Dataset excerpts:

════════════════════

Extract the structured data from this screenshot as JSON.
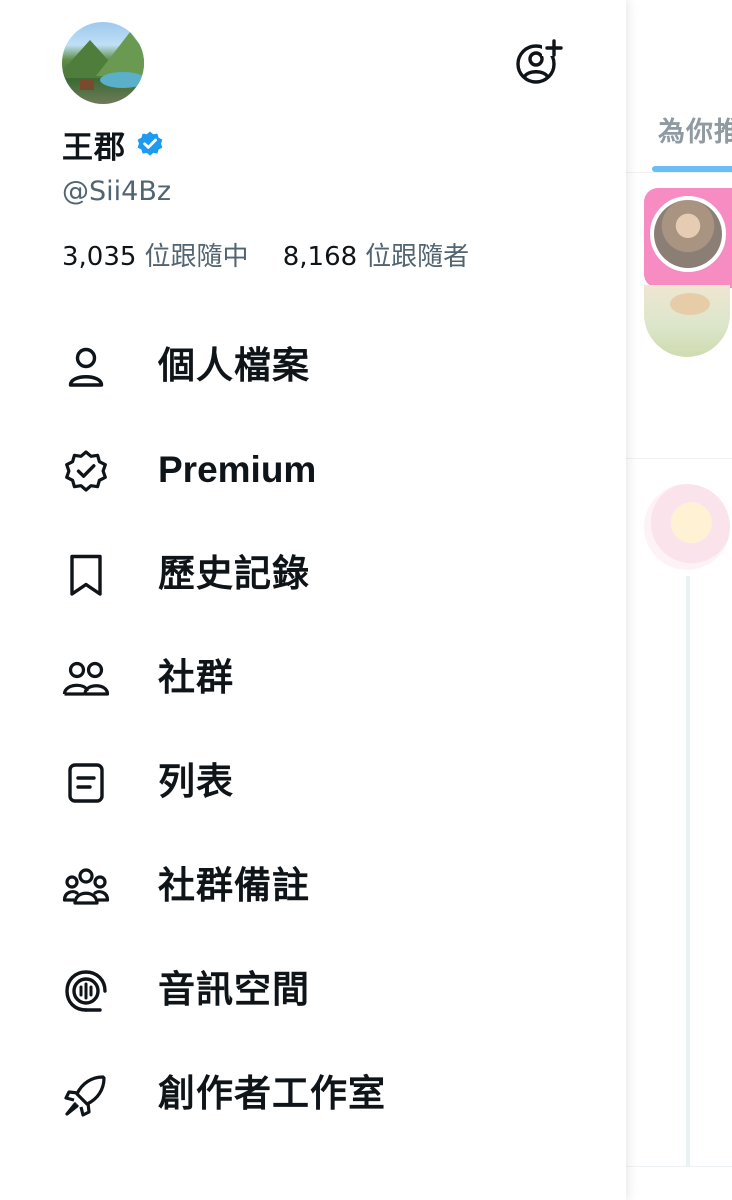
{
  "timeline": {
    "tab_label": "為你推",
    "accent": "#1d9bf0",
    "story_ring_color": "#f24fa0"
  },
  "profile": {
    "display_name": "王郡",
    "handle": "@Sii4Bz",
    "verified": true,
    "verified_color": "#1d9bf0",
    "following_count": "3,035",
    "following_label": "位跟隨中",
    "followers_count": "8,168",
    "followers_label": "位跟隨者"
  },
  "header": {
    "add_account_icon": "add-account-icon"
  },
  "menu": {
    "items": [
      {
        "label": "個人檔案",
        "icon": "person-icon"
      },
      {
        "label": "Premium",
        "icon": "premium-badge-icon"
      },
      {
        "label": "歷史記錄",
        "icon": "bookmark-icon"
      },
      {
        "label": "社群",
        "icon": "communities-icon"
      },
      {
        "label": "列表",
        "icon": "list-icon"
      },
      {
        "label": "社群備註",
        "icon": "community-notes-icon"
      },
      {
        "label": "音訊空間",
        "icon": "spaces-icon"
      },
      {
        "label": "創作者工作室",
        "icon": "rocket-icon"
      }
    ]
  }
}
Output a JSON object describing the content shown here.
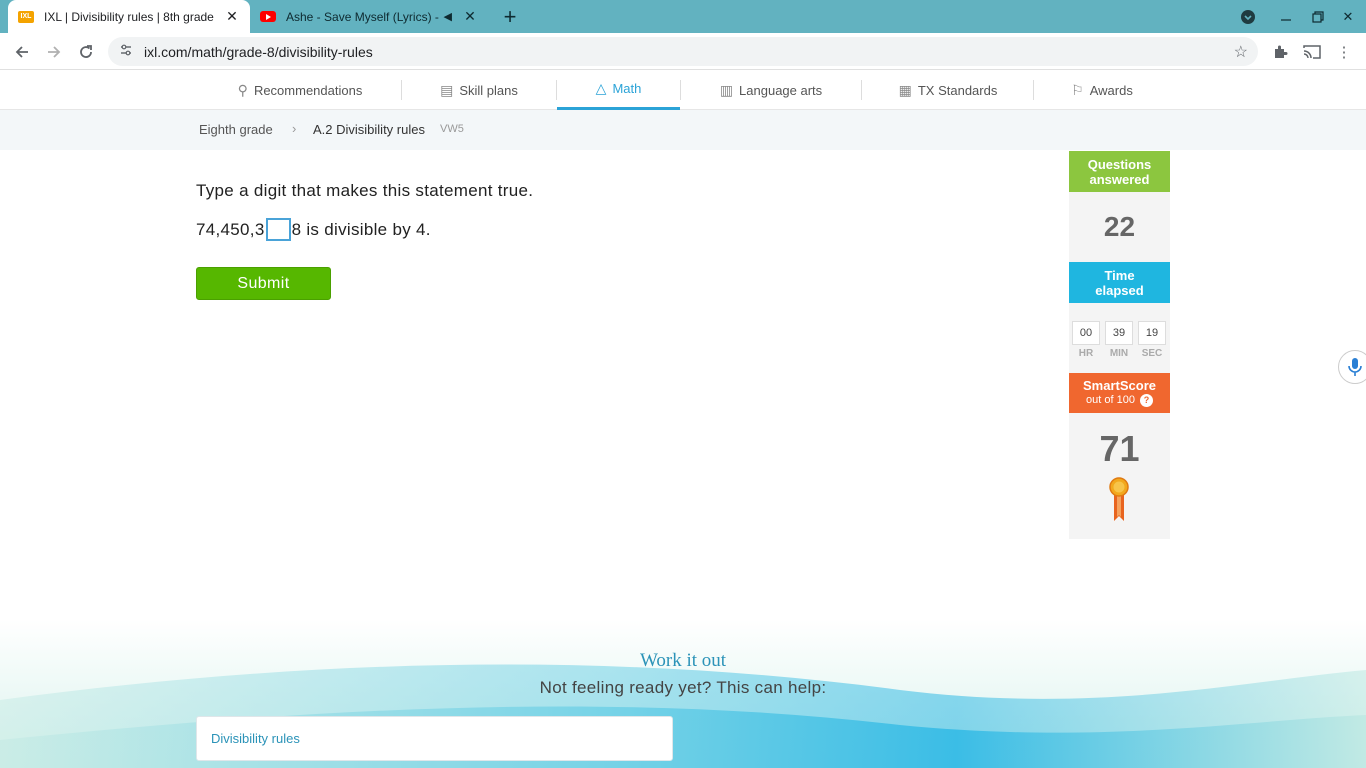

════════════════════

Task prompt:
Check each line above for the string "icon" and report how many lines have it, giving only the number.

Full solution:
9